Data section
● ● ● ●

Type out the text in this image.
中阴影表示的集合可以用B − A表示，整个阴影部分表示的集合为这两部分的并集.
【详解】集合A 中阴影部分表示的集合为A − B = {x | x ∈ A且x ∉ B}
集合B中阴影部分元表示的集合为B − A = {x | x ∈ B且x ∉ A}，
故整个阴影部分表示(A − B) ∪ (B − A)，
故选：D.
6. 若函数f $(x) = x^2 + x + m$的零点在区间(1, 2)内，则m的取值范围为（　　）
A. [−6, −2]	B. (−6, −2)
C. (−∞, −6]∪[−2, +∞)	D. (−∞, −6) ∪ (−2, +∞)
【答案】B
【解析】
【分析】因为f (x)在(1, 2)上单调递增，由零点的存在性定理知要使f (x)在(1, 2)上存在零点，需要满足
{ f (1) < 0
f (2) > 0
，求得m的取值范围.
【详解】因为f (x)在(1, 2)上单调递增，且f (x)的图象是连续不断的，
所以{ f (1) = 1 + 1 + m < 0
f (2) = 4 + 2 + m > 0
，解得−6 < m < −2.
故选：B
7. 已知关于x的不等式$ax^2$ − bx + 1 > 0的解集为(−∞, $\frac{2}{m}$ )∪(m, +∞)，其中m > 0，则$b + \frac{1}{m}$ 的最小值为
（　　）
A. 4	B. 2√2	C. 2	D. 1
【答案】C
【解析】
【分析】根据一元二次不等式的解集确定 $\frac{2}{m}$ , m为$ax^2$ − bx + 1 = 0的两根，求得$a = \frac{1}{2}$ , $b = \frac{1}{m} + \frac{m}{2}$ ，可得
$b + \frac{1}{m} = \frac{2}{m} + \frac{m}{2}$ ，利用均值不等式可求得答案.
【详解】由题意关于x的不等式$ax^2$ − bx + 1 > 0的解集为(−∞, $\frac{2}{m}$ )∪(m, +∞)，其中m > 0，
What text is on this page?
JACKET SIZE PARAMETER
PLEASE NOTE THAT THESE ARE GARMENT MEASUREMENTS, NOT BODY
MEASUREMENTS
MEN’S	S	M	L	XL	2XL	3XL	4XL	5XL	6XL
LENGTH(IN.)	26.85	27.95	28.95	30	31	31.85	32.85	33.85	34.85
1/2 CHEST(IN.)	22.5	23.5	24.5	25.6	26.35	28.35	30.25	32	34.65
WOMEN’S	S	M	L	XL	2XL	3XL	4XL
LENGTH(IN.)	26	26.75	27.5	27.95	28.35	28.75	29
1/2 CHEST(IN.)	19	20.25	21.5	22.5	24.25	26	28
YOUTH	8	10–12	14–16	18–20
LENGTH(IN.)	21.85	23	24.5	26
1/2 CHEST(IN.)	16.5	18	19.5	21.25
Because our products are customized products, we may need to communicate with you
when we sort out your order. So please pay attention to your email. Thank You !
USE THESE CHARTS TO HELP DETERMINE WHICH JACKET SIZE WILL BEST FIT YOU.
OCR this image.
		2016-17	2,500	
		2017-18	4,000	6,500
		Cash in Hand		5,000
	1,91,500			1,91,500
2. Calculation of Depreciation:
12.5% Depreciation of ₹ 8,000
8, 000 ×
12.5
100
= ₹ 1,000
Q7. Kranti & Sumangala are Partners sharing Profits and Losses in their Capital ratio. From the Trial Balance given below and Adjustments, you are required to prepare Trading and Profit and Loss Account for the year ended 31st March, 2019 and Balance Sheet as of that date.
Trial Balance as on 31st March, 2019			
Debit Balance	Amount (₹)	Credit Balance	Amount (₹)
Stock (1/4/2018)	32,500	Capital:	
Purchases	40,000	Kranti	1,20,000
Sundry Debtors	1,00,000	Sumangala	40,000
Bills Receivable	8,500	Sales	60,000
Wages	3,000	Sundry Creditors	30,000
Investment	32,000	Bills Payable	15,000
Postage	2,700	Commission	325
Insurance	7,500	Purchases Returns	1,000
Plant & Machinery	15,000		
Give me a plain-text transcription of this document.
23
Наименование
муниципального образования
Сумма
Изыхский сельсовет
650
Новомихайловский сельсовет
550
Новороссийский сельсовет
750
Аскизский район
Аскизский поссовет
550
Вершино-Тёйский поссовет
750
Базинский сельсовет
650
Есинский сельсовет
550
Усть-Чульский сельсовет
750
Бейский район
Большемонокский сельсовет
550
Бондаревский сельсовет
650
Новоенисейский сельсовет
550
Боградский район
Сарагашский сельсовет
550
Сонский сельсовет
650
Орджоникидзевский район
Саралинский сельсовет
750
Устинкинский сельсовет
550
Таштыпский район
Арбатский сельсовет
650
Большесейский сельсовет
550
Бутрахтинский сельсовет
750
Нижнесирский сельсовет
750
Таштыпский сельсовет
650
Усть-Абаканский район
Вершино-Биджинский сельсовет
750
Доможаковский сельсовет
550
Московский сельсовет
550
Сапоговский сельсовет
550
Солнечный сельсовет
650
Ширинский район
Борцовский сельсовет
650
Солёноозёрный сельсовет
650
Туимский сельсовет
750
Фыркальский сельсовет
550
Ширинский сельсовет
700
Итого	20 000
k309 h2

● ● ● ●

Exercise objective
Recopy the entries above in their entirety, exactly.

Final result
Type out the text in this image.
中阴影表示的集合可以用B − A表示，整个阴影部分表示的集合为这两部分的并集.
【详解】集合A 中阴影部分表示的集合为A − B = {x | x ∈ A且x ∉ B}
集合B中阴影部分元表示的集合为B − A = {x | x ∈ B且x ∉ A}，
故整个阴影部分表示(A − B) ∪ (B − A)，
故选：D.
6. 若函数f $(x) = x^2 + x + m$的零点在区间(1, 2)内，则m的取值范围为（　　）
A. [−6, −2]	B. (−6, −2)
C. (−∞, −6]∪[−2, +∞)	D. (−∞, −6) ∪ (−2, +∞)
【答案】B
【解析】
【分析】因为f (x)在(1, 2)上单调递增，由零点的存在性定理知要使f (x)在(1, 2)上存在零点，需要满足
{ f (1) < 0
f (2) > 0
，求得m的取值范围.
【详解】因为f (x)在(1, 2)上单调递增，且f (x)的图象是连续不断的，
所以{ f (1) = 1 + 1 + m < 0
f (2) = 4 + 2 + m > 0
，解得−6 < m < −2.
故选：B
7. 已知关于x的不等式$ax^2$ − bx + 1 > 0的解集为(−∞, $\frac{2}{m}$ )∪(m, +∞)，其中m > 0，则$b + \frac{1}{m}$ 的最小值为
（　　）
A. 4	B. 2√2	C. 2	D. 1
【答案】C
【解析】
【分析】根据一元二次不等式的解集确定 $\frac{2}{m}$ , m为$ax^2$ − bx + 1 = 0的两根，求得$a = \frac{1}{2}$ , $b = \frac{1}{m} + \frac{m}{2}$ ，可得
$b + \frac{1}{m} = \frac{2}{m} + \frac{m}{2}$ ，利用均值不等式可求得答案.
【详解】由题意关于x的不等式$ax^2$ − bx + 1 > 0的解集为(−∞, $\frac{2}{m}$ )∪(m, +∞)，其中m > 0，
What text is on this page?
JACKET SIZE PARAMETER
PLEASE NOTE THAT THESE ARE GARMENT MEASUREMENTS, NOT BODY
MEASUREMENTS
MEN’S	S	M	L	XL	2XL	3XL	4XL	5XL	6XL
LENGTH(IN.)	26.85	27.95	28.95	30	31	31.85	32.85	33.85	34.85
1/2 CHEST(IN.)	22.5	23.5	24.5	25.6	26.35	28.35	30.25	32	34.65
WOMEN’S	S	M	L	XL	2XL	3XL	4XL
LENGTH(IN.)	26	26.75	27.5	27.95	28.35	28.75	29
1/2 CHEST(IN.)	19	20.25	21.5	22.5	24.25	26	28
YOUTH	8	10–12	14–16	18–20
LENGTH(IN.)	21.85	23	24.5	26
1/2 CHEST(IN.)	16.5	18	19.5	21.25
Because our products are customized products, we may need to communicate with you
when we sort out your order. So please pay attention to your email. Thank You !
USE THESE CHARTS TO HELP DETERMINE WHICH JACKET SIZE WILL BEST FIT YOU.
OCR this image.
		2016-17	2,500	
		2017-18	4,000	6,500
		Cash in Hand		5,000
	1,91,500			1,91,500
2. Calculation of Depreciation:
12.5% Depreciation of ₹ 8,000
8, 000 ×
12.5
100
= ₹ 1,000
Q7. Kranti & Sumangala are Partners sharing Profits and Losses in their Capital ratio. From the Trial Balance given below and Adjustments, you are required to prepare Trading and Profit and Loss Account for the year ended 31st March, 2019 and Balance Sheet as of that date.
Trial Balance as on 31st March, 2019			
Debit Balance	Amount (₹)	Credit Balance	Amount (₹)
Stock (1/4/2018)	32,500	Capital:	
Purchases	40,000	Kranti	1,20,000
Sundry Debtors	1,00,000	Sumangala	40,000
Bills Receivable	8,500	Sales	60,000
Wages	3,000	Sundry Creditors	30,000
Investment	32,000	Bills Payable	15,000
Postage	2,700	Commission	325
Insurance	7,500	Purchases Returns	1,000
Plant & Machinery	15,000		
Give me a plain-text transcription of this document.
23
Наименование
муниципального образования
Сумма
Изыхский сельсовет
650
Новомихайловский сельсовет
550
Новороссийский сельсовет
750
Аскизский район
Аскизский поссовет
550
Вершино-Тёйский поссовет
750
Базинский сельсовет
650
Есинский сельсовет
550
Усть-Чульский сельсовет
750
Бейский район
Большемонокский сельсовет
550
Бондаревский сельсовет
650
Новоенисейский сельсовет
550
Боградский район
Сарагашский сельсовет
550
Сонский сельсовет
650
Орджоникидзевский район
Саралинский сельсовет
750
Устинкинский сельсовет
550
Таштыпский район
Арбатский сельсовет
650
Большесейский сельсовет
550
Бутрахтинский сельсовет
750
Нижнесирский сельсовет
750
Таштыпский сельсовет
650
Усть-Абаканский район
Вершино-Биджинский сельсовет
750
Доможаковский сельсовет
550
Московский сельсовет
550
Сапоговский сельсовет
550
Солнечный сельсовет
650
Ширинский район
Борцовский сельсовет
650
Солёноозёрный сельсовет
650
Туимский сельсовет
750
Фыркальский сельсовет
550
Ширинский сельсовет
700
Итого	20 000
k309 h2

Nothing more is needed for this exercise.